--- Extracted records ---
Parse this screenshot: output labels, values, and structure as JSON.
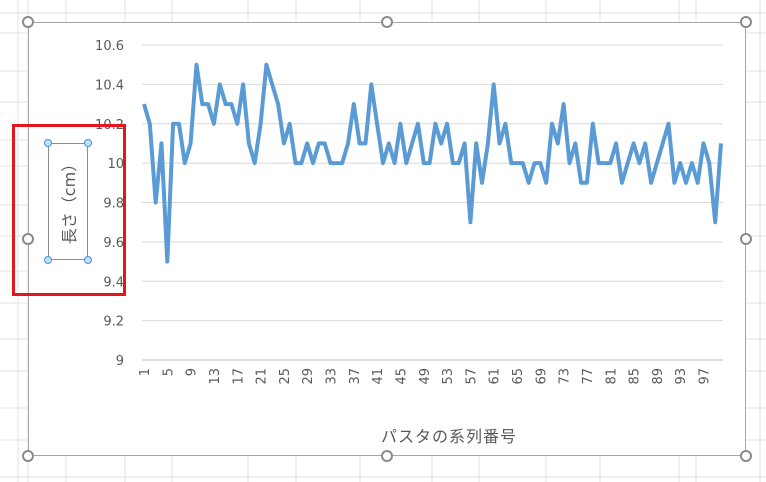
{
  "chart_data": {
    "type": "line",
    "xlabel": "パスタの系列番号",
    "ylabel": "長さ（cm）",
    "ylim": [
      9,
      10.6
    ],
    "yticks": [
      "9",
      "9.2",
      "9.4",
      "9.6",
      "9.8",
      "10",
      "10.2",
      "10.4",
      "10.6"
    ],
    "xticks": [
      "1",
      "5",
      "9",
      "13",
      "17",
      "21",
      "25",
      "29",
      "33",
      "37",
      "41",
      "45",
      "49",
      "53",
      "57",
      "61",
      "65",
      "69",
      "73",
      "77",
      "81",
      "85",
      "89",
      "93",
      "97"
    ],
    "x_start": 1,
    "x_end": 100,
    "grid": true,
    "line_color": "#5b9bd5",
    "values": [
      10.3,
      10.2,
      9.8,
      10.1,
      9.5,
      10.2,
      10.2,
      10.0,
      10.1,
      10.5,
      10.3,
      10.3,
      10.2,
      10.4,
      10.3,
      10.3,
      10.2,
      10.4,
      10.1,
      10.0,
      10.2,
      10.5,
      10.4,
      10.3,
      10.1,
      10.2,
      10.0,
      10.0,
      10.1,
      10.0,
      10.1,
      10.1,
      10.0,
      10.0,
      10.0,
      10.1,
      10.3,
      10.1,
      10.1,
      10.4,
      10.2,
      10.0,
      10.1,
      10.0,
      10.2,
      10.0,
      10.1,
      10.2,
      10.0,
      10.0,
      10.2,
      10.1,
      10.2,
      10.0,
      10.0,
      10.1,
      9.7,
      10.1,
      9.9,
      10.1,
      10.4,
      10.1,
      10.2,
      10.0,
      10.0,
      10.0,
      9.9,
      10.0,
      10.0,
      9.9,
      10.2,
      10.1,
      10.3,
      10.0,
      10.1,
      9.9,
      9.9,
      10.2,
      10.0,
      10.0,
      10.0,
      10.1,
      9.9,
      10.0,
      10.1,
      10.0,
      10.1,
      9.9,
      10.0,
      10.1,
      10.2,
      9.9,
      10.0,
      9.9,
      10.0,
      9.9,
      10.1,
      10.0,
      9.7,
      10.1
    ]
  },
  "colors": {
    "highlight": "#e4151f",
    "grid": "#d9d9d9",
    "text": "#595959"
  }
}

==

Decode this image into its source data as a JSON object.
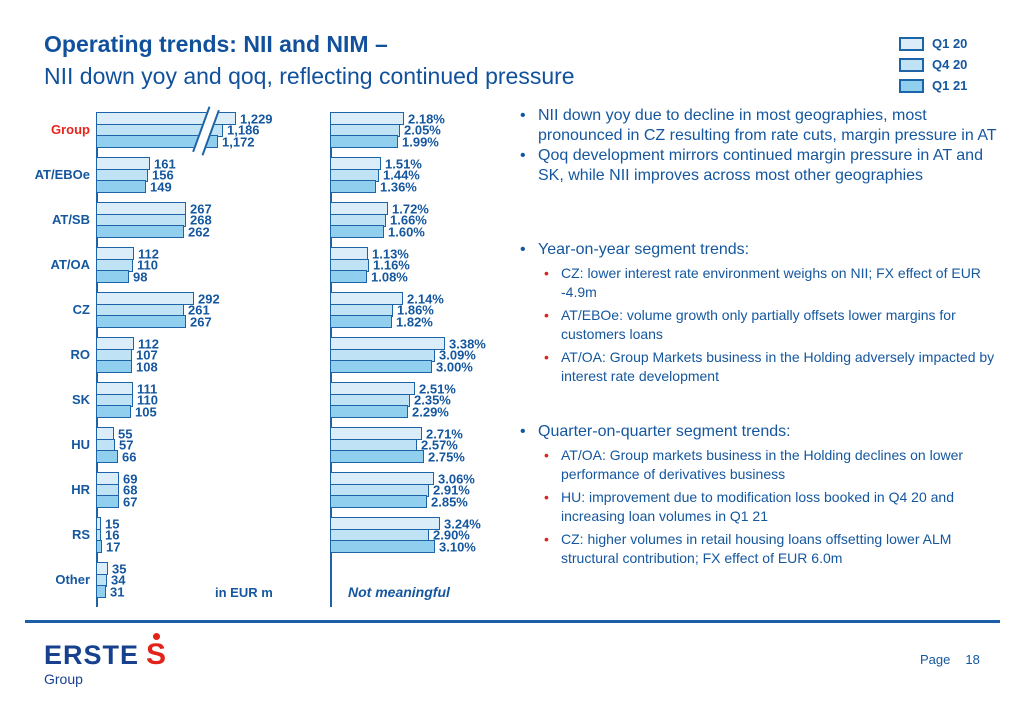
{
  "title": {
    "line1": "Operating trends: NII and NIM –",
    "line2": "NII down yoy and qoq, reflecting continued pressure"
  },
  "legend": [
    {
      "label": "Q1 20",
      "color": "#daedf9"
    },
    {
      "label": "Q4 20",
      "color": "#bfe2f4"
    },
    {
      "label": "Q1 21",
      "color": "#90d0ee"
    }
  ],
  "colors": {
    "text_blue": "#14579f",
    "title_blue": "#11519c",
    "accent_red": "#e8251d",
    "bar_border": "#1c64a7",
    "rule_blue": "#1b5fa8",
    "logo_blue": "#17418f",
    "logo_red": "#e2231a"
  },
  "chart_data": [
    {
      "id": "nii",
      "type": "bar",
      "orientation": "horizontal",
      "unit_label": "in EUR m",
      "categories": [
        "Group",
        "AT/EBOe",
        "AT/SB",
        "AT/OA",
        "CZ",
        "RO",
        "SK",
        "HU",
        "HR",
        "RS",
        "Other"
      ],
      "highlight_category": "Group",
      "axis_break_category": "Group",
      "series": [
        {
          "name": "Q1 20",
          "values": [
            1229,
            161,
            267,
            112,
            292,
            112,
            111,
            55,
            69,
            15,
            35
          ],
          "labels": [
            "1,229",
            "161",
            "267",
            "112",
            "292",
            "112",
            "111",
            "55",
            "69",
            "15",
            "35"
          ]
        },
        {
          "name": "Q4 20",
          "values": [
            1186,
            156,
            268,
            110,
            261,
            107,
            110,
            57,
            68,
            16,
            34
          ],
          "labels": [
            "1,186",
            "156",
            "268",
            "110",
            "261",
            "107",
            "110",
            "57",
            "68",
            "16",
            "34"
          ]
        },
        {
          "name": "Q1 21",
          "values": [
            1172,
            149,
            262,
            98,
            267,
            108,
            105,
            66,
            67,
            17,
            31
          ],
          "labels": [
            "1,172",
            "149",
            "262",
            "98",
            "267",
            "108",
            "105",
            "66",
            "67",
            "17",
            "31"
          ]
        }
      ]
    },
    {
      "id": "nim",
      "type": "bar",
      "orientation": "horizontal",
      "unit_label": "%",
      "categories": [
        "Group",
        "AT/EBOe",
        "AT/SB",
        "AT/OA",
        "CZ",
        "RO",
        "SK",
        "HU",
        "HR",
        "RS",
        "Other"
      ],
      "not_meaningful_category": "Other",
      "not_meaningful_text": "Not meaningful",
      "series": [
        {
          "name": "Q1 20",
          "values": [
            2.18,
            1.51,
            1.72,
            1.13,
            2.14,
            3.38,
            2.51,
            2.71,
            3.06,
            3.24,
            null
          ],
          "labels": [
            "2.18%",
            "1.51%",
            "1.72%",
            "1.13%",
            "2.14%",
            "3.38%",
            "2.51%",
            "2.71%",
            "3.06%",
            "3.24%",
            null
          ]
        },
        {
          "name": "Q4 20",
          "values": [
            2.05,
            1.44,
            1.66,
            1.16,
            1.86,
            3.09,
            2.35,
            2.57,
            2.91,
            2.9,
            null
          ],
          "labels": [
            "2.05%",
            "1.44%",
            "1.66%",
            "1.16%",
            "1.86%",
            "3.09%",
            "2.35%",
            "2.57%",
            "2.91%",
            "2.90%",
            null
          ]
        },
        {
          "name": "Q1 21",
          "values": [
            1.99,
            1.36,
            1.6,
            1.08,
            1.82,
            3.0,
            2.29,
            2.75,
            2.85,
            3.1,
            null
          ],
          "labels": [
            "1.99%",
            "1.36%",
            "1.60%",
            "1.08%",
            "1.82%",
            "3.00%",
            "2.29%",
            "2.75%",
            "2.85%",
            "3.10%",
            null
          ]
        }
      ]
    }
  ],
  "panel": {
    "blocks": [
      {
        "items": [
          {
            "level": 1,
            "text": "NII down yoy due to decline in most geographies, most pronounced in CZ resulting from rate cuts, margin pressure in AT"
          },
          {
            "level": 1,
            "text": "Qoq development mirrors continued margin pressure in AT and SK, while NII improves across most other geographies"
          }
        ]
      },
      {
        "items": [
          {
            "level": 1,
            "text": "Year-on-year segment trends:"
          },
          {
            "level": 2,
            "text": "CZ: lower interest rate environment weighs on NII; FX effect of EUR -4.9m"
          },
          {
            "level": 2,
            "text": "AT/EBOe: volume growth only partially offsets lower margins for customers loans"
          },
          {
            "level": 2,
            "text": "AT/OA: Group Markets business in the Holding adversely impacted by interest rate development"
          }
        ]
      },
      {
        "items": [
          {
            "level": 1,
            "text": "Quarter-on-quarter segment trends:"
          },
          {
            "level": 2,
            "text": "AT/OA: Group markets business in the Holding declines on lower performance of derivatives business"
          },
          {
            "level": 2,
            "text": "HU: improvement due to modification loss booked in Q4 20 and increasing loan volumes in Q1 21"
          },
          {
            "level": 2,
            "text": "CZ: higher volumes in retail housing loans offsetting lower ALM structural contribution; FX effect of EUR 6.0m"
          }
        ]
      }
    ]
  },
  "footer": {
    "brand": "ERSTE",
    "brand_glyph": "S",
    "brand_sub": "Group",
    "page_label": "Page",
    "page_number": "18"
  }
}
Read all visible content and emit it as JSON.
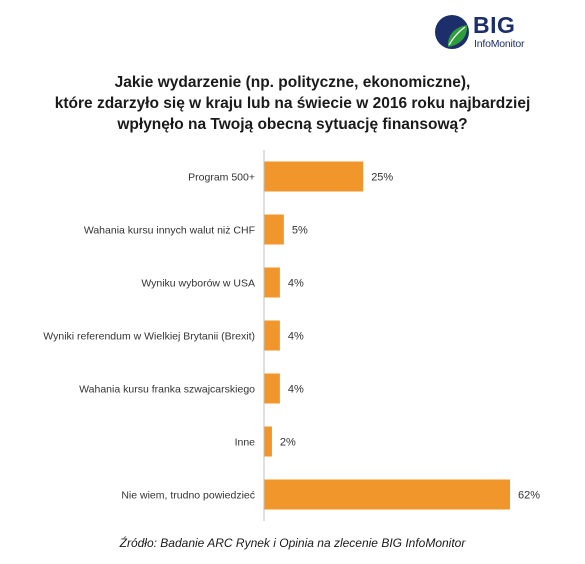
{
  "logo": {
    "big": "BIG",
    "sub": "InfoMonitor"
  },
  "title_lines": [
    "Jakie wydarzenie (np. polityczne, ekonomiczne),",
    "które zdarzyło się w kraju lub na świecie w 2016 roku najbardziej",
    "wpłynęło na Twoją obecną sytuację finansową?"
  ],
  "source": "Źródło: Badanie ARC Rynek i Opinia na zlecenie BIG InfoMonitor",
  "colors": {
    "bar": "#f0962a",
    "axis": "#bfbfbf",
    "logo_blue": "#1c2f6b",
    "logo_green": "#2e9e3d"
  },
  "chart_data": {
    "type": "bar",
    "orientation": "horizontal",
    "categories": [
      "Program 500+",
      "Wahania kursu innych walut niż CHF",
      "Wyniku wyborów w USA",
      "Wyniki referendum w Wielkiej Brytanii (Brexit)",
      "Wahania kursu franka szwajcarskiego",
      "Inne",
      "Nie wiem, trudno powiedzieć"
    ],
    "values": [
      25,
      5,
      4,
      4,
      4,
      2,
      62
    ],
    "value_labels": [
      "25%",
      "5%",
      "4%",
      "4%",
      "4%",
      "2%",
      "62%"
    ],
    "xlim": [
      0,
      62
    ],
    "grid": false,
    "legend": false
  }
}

--- Problem description ---
Copy out every line that includes the word "kursu".

--- Solution for this task ---
      "Wahania kursu innych walut niż CHF",
      "Wahania kursu franka szwajcarskiego",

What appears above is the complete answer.